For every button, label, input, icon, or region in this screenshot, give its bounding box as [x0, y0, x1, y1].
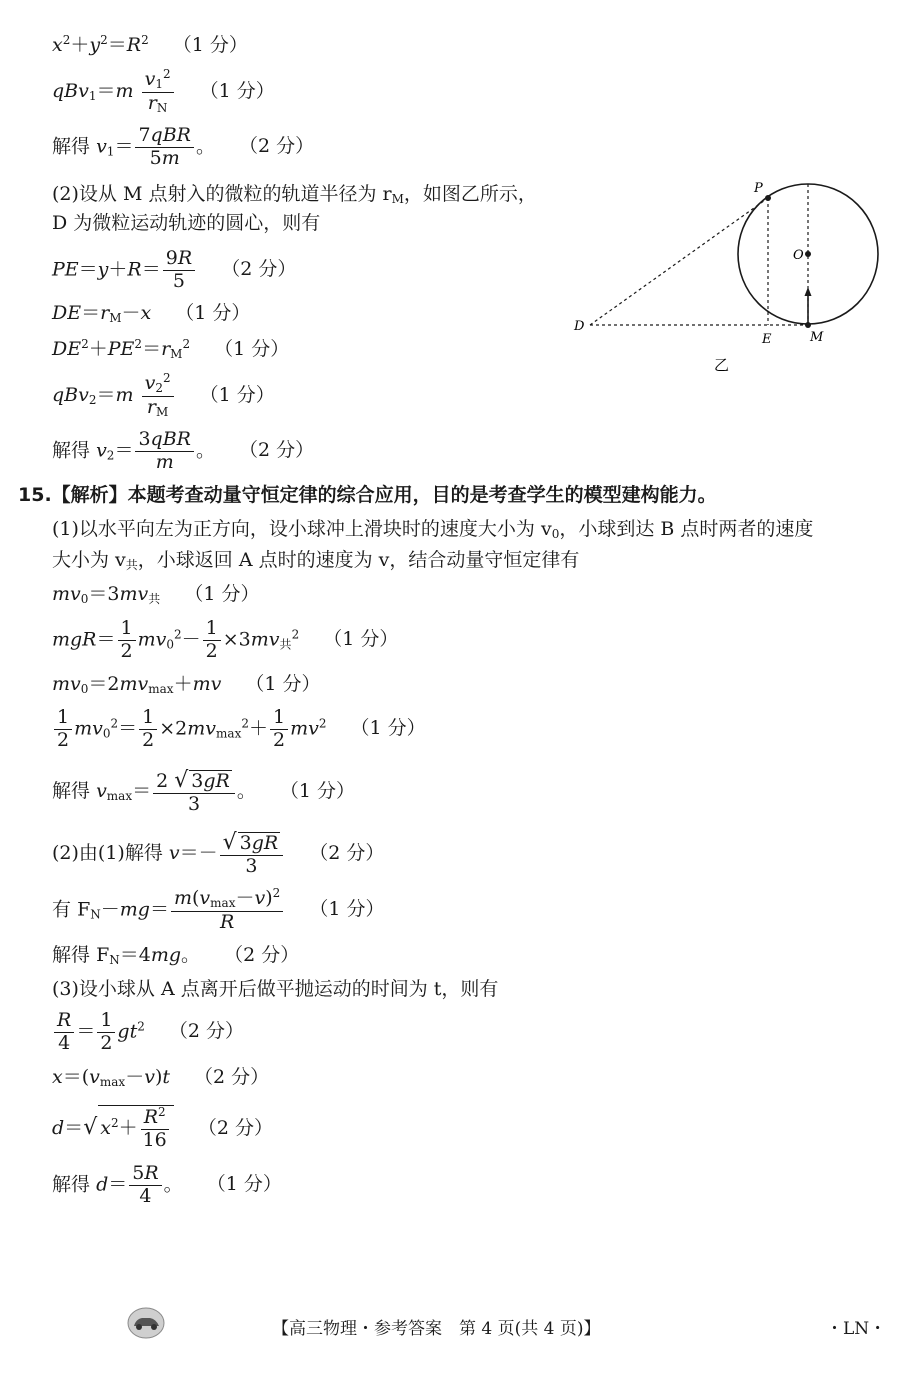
- label-E: E: [762, 332, 772, 347]
- eq-horizontal: $x=(v_{max}-v)t$ （2 分）: [52, 1066, 270, 1089]
- eq-solve-v: (2)由(1)解得 v＝－ $\frac{√ 3gR}{3}$ （2 分）: [52, 830, 385, 878]
- figure-caption: 乙: [714, 356, 730, 374]
- eq-solve-vmax: 解得 $v_{max}=$ $\frac{2 √ 3gR}{3}$ 。 （1 分）: [52, 768, 356, 816]
- label-M: M: [810, 330, 824, 345]
- eq-momentum-1: $mv_0=3mv_共$ （1 分）: [52, 583, 260, 606]
- eq-lorentz-2: qBv$_2$＝m $\frac{v_2^2}{r_M}$ （1 分）: [52, 371, 275, 419]
- eq-solve-FN: 解得 $F_N=4mg$。 （2 分）: [52, 944, 300, 967]
- eq-pythag: $DE^2+PE^2=r_M^2$ （1 分）: [52, 337, 290, 361]
- eq-lorentz-1: qBv$_1$＝m $\frac{v_1^2}{r_N}$ （1 分）: [52, 67, 275, 115]
- page-footer: [0, 1312, 900, 1338]
- figure-yi: [560, 170, 890, 380]
- eq-circle: $x^2+y^2=R^2$ （1 分）: [52, 33, 248, 56]
- eq-solve-v2: 解得 $v_2=$ $\frac{\text{3qBR}}{m}$ 。 （2 分）: [52, 428, 315, 473]
- eq-momentum-2: $mv_0=2mv_{max}+mv$ （1 分）: [52, 673, 321, 696]
- eq-solve-d: 解得 d＝ $\frac{5R}{4}$ 。 （1 分）: [52, 1162, 282, 1207]
- text-15-1-line1: (1)以水平向左为正方向，设小球冲上滑块时的速度大小为 $v_0$，小球到达 B 点时两者的速度: [52, 518, 814, 541]
- eq-PE: PE＝y＋R＝ $\frac{9R}{5}$ （2 分）: [52, 247, 297, 292]
- label-D: D: [574, 319, 585, 334]
- eq-normal-force: 有 $F_N-mg=$ $\frac{m(v_{max}-v)^2}{R}$ （1 分）: [52, 886, 385, 933]
- q15-heading: 15.【解析】本题考查动量守恒定律的综合应用，目的是考查学生的模型建构能力。: [18, 484, 717, 506]
- label-P: P: [754, 181, 763, 196]
- text-14-2-line2: D 为微粒运动轨迹的圆心，则有: [52, 212, 321, 234]
- text-15-3: (3)设小球从 A 点离开后做平抛运动的时间为 t，则有: [52, 978, 499, 1000]
- eq-fall: $\frac{R}{4}$ ＝ $\frac{1}{2}$ $gt^2$ （2 分）: [52, 1010, 244, 1055]
- text-14-2-line1: (2)设从 M 点射入的微粒的轨道半径为 $r_M$，如图乙所示，: [52, 183, 537, 206]
- eq-energy-1: mgR＝ $\frac{1}{2}$ $mv_0^2-$ $\frac{1}{2}$ $\times 3mv_共^2$ （1 分）: [52, 617, 399, 662]
- eq-DE: $DE=r_M-x$ （1 分）: [52, 302, 251, 325]
- text-15-1-line2: 大小为 $v_共$，小球返回 A 点时的速度为 v，结合动量守恒定律有: [52, 549, 580, 572]
- eq-distance: d＝√ $x^2+$ $\frac{R^2}{16}$ （2 分）: [52, 1105, 273, 1151]
- car-logo-icon: [126, 1306, 166, 1340]
- footer-title: 【高三物理・参考答案 第 4 页(共 4 页)】: [272, 1319, 601, 1339]
- eq-energy-2: $\frac{1}{2}$ $mv_0^2=$ $\frac{1}{2}$ $\times 2mv_{max}^2+$ $\frac{1}{2}$ $mv^2$ （1 分）: [52, 707, 426, 752]
- footer-code: ・LN・: [826, 1319, 887, 1339]
- eq-solve-v1: 解得 $v_1=$ $\frac{\text{7qBR}}{5m}$ 。 （2 分）: [52, 124, 315, 169]
- label-O: O: [793, 248, 804, 263]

Exercise instructions: Copy the material above line for line with nothing changed, and leave out the picture.

Task result:
For every button, label, input, icon, or region in this screenshot, give its bounding box as [x0, y0, x1, y1].
- label-E: E: [762, 332, 772, 347]
- eq-horizontal: $x=(v_{max}-v)t$ （2 分）: [52, 1066, 270, 1089]
- eq-solve-v: (2)由(1)解得 v＝－ $\frac{√ 3gR}{3}$ （2 分）: [52, 830, 385, 878]
- figure-caption: 乙: [714, 356, 730, 374]
- eq-solve-vmax: 解得 $v_{max}=$ $\frac{2 √ 3gR}{3}$ 。 （1 分）: [52, 768, 356, 816]
- label-M: M: [810, 330, 824, 345]
- eq-momentum-1: $mv_0=3mv_共$ （1 分）: [52, 583, 260, 606]
- eq-lorentz-2: qBv$_2$＝m $\frac{v_2^2}{r_M}$ （1 分）: [52, 371, 275, 419]
- eq-solve-FN: 解得 $F_N=4mg$。 （2 分）: [52, 944, 300, 967]
- eq-pythag: $DE^2+PE^2=r_M^2$ （1 分）: [52, 337, 290, 361]
- eq-lorentz-1: qBv$_1$＝m $\frac{v_1^2}{r_N}$ （1 分）: [52, 67, 275, 115]
- page-footer: [0, 1312, 900, 1338]
- figure-yi: [560, 170, 890, 380]
- eq-circle: $x^2+y^2=R^2$ （1 分）: [52, 33, 248, 56]
- eq-solve-v2: 解得 $v_2=$ $\frac{\text{3qBR}}{m}$ 。 （2 分）: [52, 428, 315, 473]
- eq-momentum-2: $mv_0=2mv_{max}+mv$ （1 分）: [52, 673, 321, 696]
- eq-solve-d: 解得 d＝ $\frac{5R}{4}$ 。 （1 分）: [52, 1162, 282, 1207]
- text-15-1-line1: (1)以水平向左为正方向，设小球冲上滑块时的速度大小为 $v_0$，小球到达 B 点时两者的速度: [52, 518, 814, 541]
- eq-PE: PE＝y＋R＝ $\frac{9R}{5}$ （2 分）: [52, 247, 297, 292]
- label-D: D: [574, 319, 585, 334]
- eq-normal-force: 有 $F_N-mg=$ $\frac{m(v_{max}-v)^2}{R}$ （1 分）: [52, 886, 385, 933]
- q15-heading: 15.【解析】本题考查动量守恒定律的综合应用，目的是考查学生的模型建构能力。: [18, 484, 717, 506]
- label-P: P: [754, 181, 763, 196]
- text-14-2-line2: D 为微粒运动轨迹的圆心，则有: [52, 212, 321, 234]
- text-15-3: (3)设小球从 A 点离开后做平抛运动的时间为 t，则有: [52, 978, 499, 1000]
- eq-fall: $\frac{R}{4}$ ＝ $\frac{1}{2}$ $gt^2$ （2 分）: [52, 1010, 244, 1055]
- text-14-2-line1: (2)设从 M 点射入的微粒的轨道半径为 $r_M$，如图乙所示，: [52, 183, 537, 206]
- eq-energy-1: mgR＝ $\frac{1}{2}$ $mv_0^2-$ $\frac{1}{2}$ $\times 3mv_共^2$ （1 分）: [52, 617, 399, 662]
- eq-DE: $DE=r_M-x$ （1 分）: [52, 302, 251, 325]
- text-15-1-line2: 大小为 $v_共$，小球返回 A 点时的速度为 v，结合动量守恒定律有: [52, 549, 580, 572]
- eq-distance: d＝√ $x^2+$ $\frac{R^2}{16}$ （2 分）: [52, 1105, 273, 1151]
- car-logo-icon: [126, 1306, 166, 1340]
- footer-title: 【高三物理・参考答案 第 4 页(共 4 页)】: [272, 1319, 601, 1339]
- eq-energy-2: $\frac{1}{2}$ $mv_0^2=$ $\frac{1}{2}$ $\times 2mv_{max}^2+$ $\frac{1}{2}$ $mv^2$ （1 分）: [52, 707, 426, 752]
- footer-code: ・LN・: [826, 1319, 887, 1339]
- eq-solve-v1: 解得 $v_1=$ $\frac{\text{7qBR}}{5m}$ 。 （2 分）: [52, 124, 315, 169]
- label-O: O: [793, 248, 804, 263]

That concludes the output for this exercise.